* [Brief a] In the stored data entries below, format the stretch from the line containing "data-point [432,317,438,322]" through the line containing "data-point [706,300,711,306]" as a JSON list of strings, one string per line, with blank lines omitted.

# START OF Reading text

HSBC Announces Update On Its Tender Offer For Preferred Securities Issued By Swiss Re Capital I LP And Guaranteed By Swiss Reinsurance Company Ltd
ZURICH, March 31, 2015 /PRNewswire/ -- HSBC Bank plc ("HSBC") today announces the termination of its offer to purchase the outstanding 6.854% Perpetual Subordinated Step-Up Preferred Securities (liquidation preference $1,000 per Preferred Security) (Rule 144A CUSIP / ISIN / Common Code: 87089AAA6 / US87089AAA60 / 025409060; Regulation S CUSIP / ISIN / Common Code: G86303AA5 / USG86303AA52 / 025409086) (the "Preferred Securities"), issued by Swiss Re Capital I LP (the "Issuer") and guaranteed on a subordinated basis by Swiss Reinsurance Company Ltd ("Swiss Re") (the "Offer").
The Offer was made upon the terms and subject to the conditions contained in the offer to purchase dated March 18, 2015 (the "Offer to Purchase"). Capitalised terms used and not defined have the meanings set forth in the Offer to Purchase.
The Offer formed part of a series of transactions, including a Concurrent Euro Tender Offer and a Concurrent Australian Dollar Tender Offer, as more fully described in the Offer to Purchase. The Concurrent Euro Tender Offer and the Concurrent Australian Dollar Tender Offer expired on March 31, 2015.
The Maximum USD Payment Amount was contingent on the results of the Concurrent Euro Tender Offer. HSBC has accepted for purchase €707,550,000 aggregate principal amount of Euro Notes pursuant to the Concurrent Euro Tender Offer, for a Euro Payable Amount of €750,003,000. Following such acceptances, the Maximum USD Payment Amount is equal to zero. The Offer is terminated as a result.
None of the Preferred Securities that have been tendered in the Offer will be accepted for purchase and no consideration will be paid or become payable to Holders of Preferred Securities who have tendered their Preferred Securities in the Offer.
Tendered Preferred Securities will be returned to the respective Holders as soon as possible.

# END OF Reading text

* [Brief b] Translate this sentence from the tender offer announcement into Spanish: "Tendered Preferred Securities will be returned to the respective Holders as soon as possible."

# START OF Supplied records

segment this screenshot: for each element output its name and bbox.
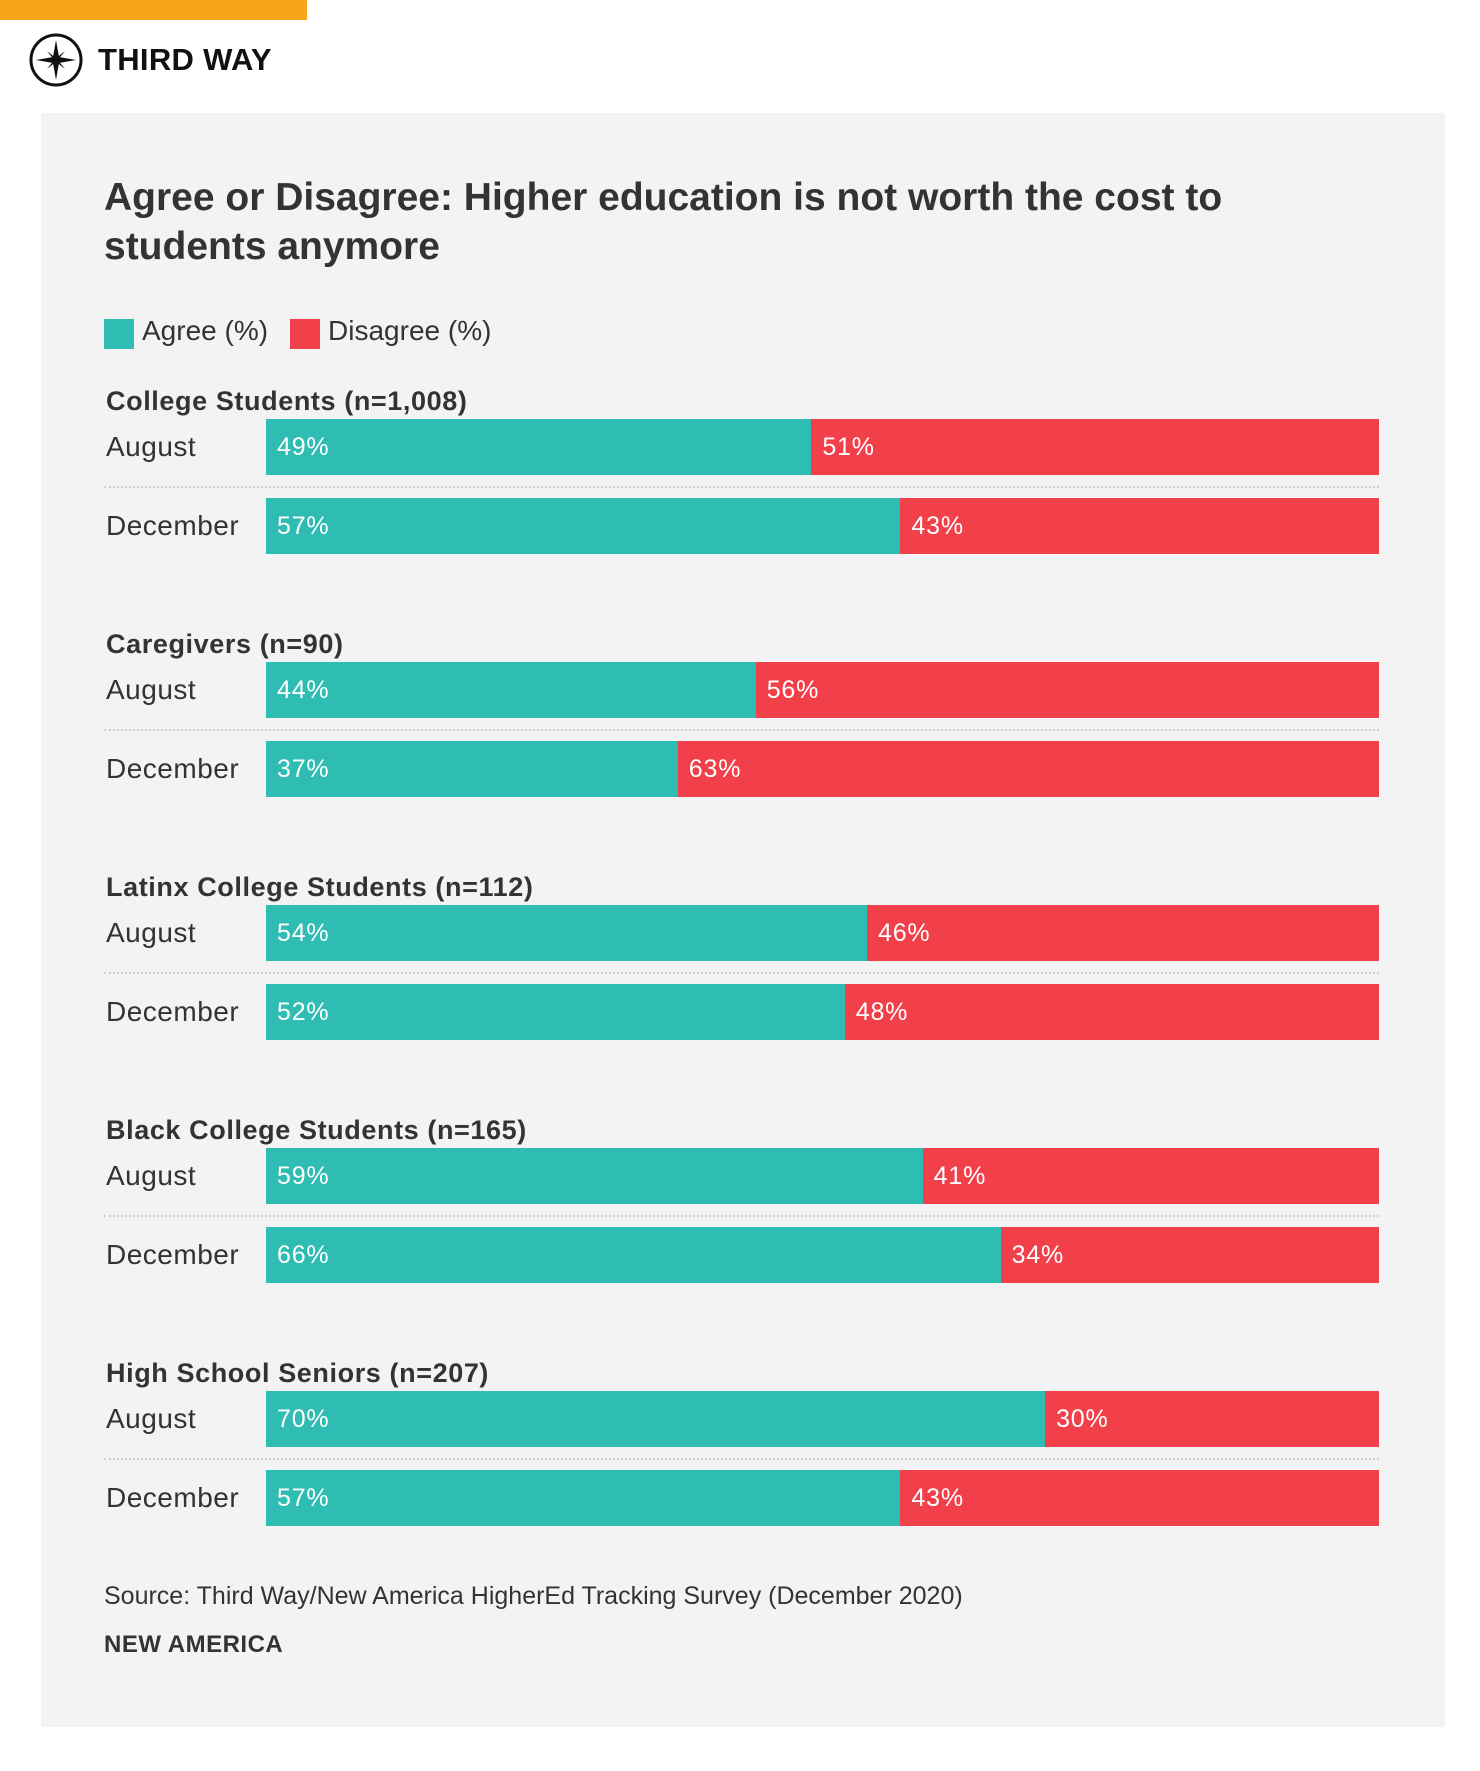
bar-agree: 37% — [266, 741, 678, 797]
group-title: College Students (n=1,008) — [106, 386, 468, 416]
chart-card: Agree or Disagree: Higher education is n… — [41, 113, 1445, 1727]
data-label-disagree: 63% — [688, 755, 742, 783]
legend: Agree (%) Disagree (%) — [104, 313, 513, 349]
row-divider — [104, 729, 1379, 731]
data-label-disagree: 43% — [911, 512, 964, 540]
legend-label-disagree: Disagree (%) — [328, 315, 492, 346]
data-label-agree: 49% — [277, 433, 330, 461]
bar-disagree: 48% — [844, 984, 1379, 1040]
brand-header: THIRD WAY — [28, 32, 272, 88]
bar-agree: 57% — [266, 1470, 901, 1526]
bar-row: 59% 41% — [266, 1148, 1379, 1204]
footer-brand: NEW AMERICA — [104, 1631, 284, 1658]
bar-row: 66% 34% — [266, 1227, 1379, 1283]
row-label: August — [106, 917, 197, 948]
row-divider — [104, 1458, 1379, 1460]
row-divider — [104, 486, 1379, 488]
bar-row: 57% 43% — [266, 498, 1379, 554]
row-label: August — [106, 674, 197, 705]
data-label-disagree: 51% — [822, 433, 875, 461]
data-label-agree: 44% — [277, 676, 330, 704]
bar-agree: 49% — [266, 419, 812, 475]
data-label-disagree: 41% — [933, 1162, 987, 1190]
row-label: August — [106, 1403, 197, 1434]
bar-agree: 44% — [266, 662, 756, 718]
data-label-agree: 59% — [277, 1162, 330, 1190]
bar-agree: 52% — [266, 984, 845, 1040]
bar-disagree: 43% — [900, 498, 1379, 554]
bar-agree: 70% — [266, 1391, 1046, 1447]
bar-row: 54% 46% — [266, 905, 1379, 961]
bar-disagree: 56% — [755, 662, 1379, 718]
data-label-agree: 54% — [277, 919, 330, 947]
row-divider — [104, 972, 1379, 974]
bar-disagree: 43% — [900, 1470, 1379, 1526]
data-label-agree: 52% — [277, 998, 330, 1026]
data-label-disagree: 48% — [855, 998, 909, 1026]
source-note: Source: Third Way/New America HigherEd T… — [104, 1582, 963, 1610]
bar-row: 49% 51% — [266, 419, 1379, 475]
group-title: Latinx College Students (n=112) — [106, 872, 534, 902]
data-label-agree: 66% — [277, 1241, 330, 1269]
bar-row: 37% 63% — [266, 741, 1379, 797]
legend-item-disagree: Disagree (%) — [290, 313, 491, 349]
data-label-agree: 37% — [277, 755, 330, 783]
row-divider — [104, 1215, 1379, 1217]
legend-label-agree: Agree (%) — [142, 315, 269, 346]
group-title: Black College Students (n=165) — [106, 1115, 527, 1145]
bar-disagree: 51% — [811, 419, 1379, 475]
data-label-disagree: 43% — [911, 1484, 964, 1512]
row-label: December — [106, 996, 240, 1027]
bar-row: 57% 43% — [266, 1470, 1379, 1526]
bar-agree: 66% — [266, 1227, 1001, 1283]
row-label: December — [106, 1239, 240, 1270]
group-title: Caregivers (n=90) — [106, 629, 344, 659]
bar-agree: 54% — [266, 905, 868, 961]
data-label-disagree: 34% — [1011, 1241, 1065, 1269]
group-title: High School Seniors (n=207) — [106, 1358, 490, 1388]
bar-disagree: 46% — [867, 905, 1379, 961]
row-label: August — [106, 1160, 197, 1191]
data-label-agree: 70% — [277, 1405, 330, 1433]
bar-disagree: 41% — [922, 1148, 1379, 1204]
row-label: August — [106, 431, 197, 462]
top-accent-bar — [0, 0, 307, 20]
bar-agree: 57% — [266, 498, 901, 554]
row-label: December — [106, 1482, 240, 1513]
row-label: December — [106, 510, 240, 541]
bar-agree: 59% — [266, 1148, 923, 1204]
brand-name: THIRD WAY — [98, 42, 272, 77]
bar-disagree: 30% — [1045, 1391, 1379, 1447]
bar-disagree: 34% — [1000, 1227, 1379, 1283]
data-label-disagree: 56% — [766, 676, 820, 704]
bar-row: 70% 30% — [266, 1391, 1379, 1447]
bar-row: 44% 56% — [266, 662, 1379, 718]
data-label-agree: 57% — [277, 1484, 330, 1512]
data-label-disagree: 30% — [1056, 1405, 1109, 1433]
bar-row: 52% 48% — [266, 984, 1379, 1040]
legend-swatch-agree — [104, 319, 134, 349]
chart-title: Agree or Disagree: Higher education is n… — [104, 176, 1223, 268]
legend-item-agree: Agree (%) — [104, 313, 268, 349]
bar-disagree: 63% — [677, 741, 1379, 797]
data-label-agree: 57% — [277, 512, 330, 540]
row-label: December — [106, 753, 240, 784]
compass-star-icon — [29, 33, 83, 87]
data-label-disagree: 46% — [878, 919, 931, 947]
legend-swatch-disagree — [290, 319, 321, 349]
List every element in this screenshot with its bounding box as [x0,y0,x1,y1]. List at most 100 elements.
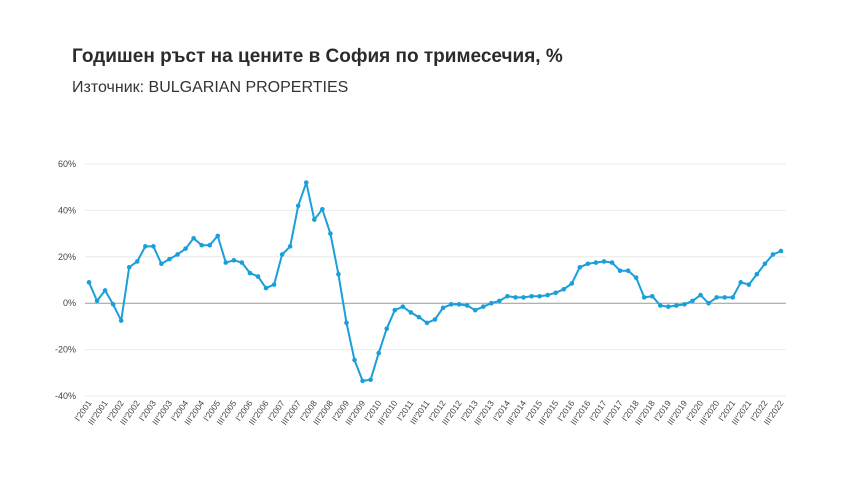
data-point [432,317,438,322]
data-point [312,217,317,222]
data-point [770,252,776,257]
data-point [641,295,647,300]
data-point [489,300,494,306]
data-point [384,326,390,332]
data-point [102,288,108,293]
data-point [666,304,671,309]
data-point [328,231,333,236]
data-point [585,261,591,267]
data-point [674,303,679,308]
y-tick-label: 0% [63,298,76,308]
data-point [617,268,623,274]
data-point [279,252,285,257]
data-point [601,259,607,264]
data-point [658,303,663,308]
data-point [505,293,510,299]
y-tick-label: -20% [55,345,76,355]
data-point [722,295,727,300]
data-point [400,304,406,309]
data-point [513,295,518,300]
data-point [706,300,711,306]
data-point [521,295,526,300]
data-point [746,282,752,287]
data-point [263,285,269,291]
data-point [167,256,172,262]
data-point [360,378,365,384]
y-axis-ticks: -40% -20% 0% 20% 40% 60% [55,159,76,401]
data-point [698,292,703,298]
data-point [569,281,575,286]
data-point [690,298,695,304]
data-point [344,320,349,326]
data-point [609,260,615,265]
data-point [336,271,341,277]
data-point [682,302,687,307]
data-point [392,307,398,313]
data-point [424,320,430,326]
data-point [303,180,309,185]
data-point [239,260,245,265]
data-point [448,302,454,307]
data-point [255,274,261,279]
data-point [416,314,422,320]
data-point [593,260,599,265]
chart-title: Годишен ръст на цените в София по тримес… [72,46,563,67]
x-axis-ticks: I'2001III'2001I'2002III'2002I'2003III'20… [72,398,785,427]
data-point [159,261,164,267]
data-point [545,292,550,298]
chart-subtitle: Източник: BULGARIAN PROPERTIES [72,79,349,96]
data-point [464,303,470,308]
data-point [320,206,325,212]
data-point [714,295,719,300]
data-point [649,293,655,299]
data-point [625,268,631,274]
data-point [247,270,253,276]
data-point [86,280,92,285]
data-point [537,293,542,299]
data-point [730,295,736,300]
data-point [126,264,132,270]
data-point [295,203,301,209]
y-tick-label: -40% [55,391,76,401]
data-point [480,304,486,309]
data-point [183,246,188,251]
data-point [94,298,100,304]
y-tick-label: 20% [58,252,76,262]
data-point [738,280,744,285]
data-point [762,261,768,267]
data-point [497,298,502,304]
data-point [754,271,760,277]
data-point [271,282,277,287]
data-point [778,248,784,254]
data-point [440,305,446,311]
data-point [199,242,204,248]
y-tick-label: 60% [58,159,76,169]
data-point [175,252,180,257]
data-point [577,264,583,270]
data-point [118,318,124,323]
data-point [456,302,462,307]
grid-lines [85,163,786,397]
data-point [191,235,196,241]
data-point [134,259,140,264]
data-point [633,275,639,280]
data-point [207,242,212,248]
data-point [215,233,221,239]
data-point [529,293,534,299]
data-point [561,286,567,292]
data-point [151,244,156,249]
data-point [352,357,357,363]
data-point [368,377,373,383]
series-layer [86,180,784,384]
data-point [376,350,381,356]
data-point [408,310,414,315]
y-tick-label: 40% [58,205,76,215]
data-point [231,257,237,263]
data-point [143,244,148,249]
data-point [287,244,293,249]
data-point [472,307,478,313]
data-point [223,260,229,265]
series-line [88,181,782,382]
data-point [110,302,116,307]
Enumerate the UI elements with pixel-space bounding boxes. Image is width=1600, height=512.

# END OF Supplied records

* [Worked answer a]
[
  "data-point [432,317,438,322]",
  "data-point [312,217,317,222]",
  "data-point [770,252,776,257]",
  "data-point [641,295,647,300]",
  "data-point [489,300,494,306]",
  "data-point [384,326,390,332]",
  "data-point [102,288,108,293]",
  "data-point [666,304,671,309]",
  "data-point [328,231,333,236]",
  "data-point [585,261,591,267]",
  "data-point [674,303,679,308]",
  "y-tick-label: 0% [63,298,76,308]",
  "data-point [617,268,623,274]",
  "data-point [279,252,285,257]",
  "data-point [601,259,607,264]",
  "data-point [658,303,663,308]",
  "data-point [505,293,510,299]",
  "y-tick-label: -20% [55,345,76,355]",
  "data-point [722,295,727,300]",
  "data-point [400,304,406,309]",
  "data-point [513,295,518,300]",
  "data-point [706,300,711,306]"
]

* [Worked answer b] Los Valores Preferentes ofrecidos serán devueltos a los respectivos Tenedores lo antes posible.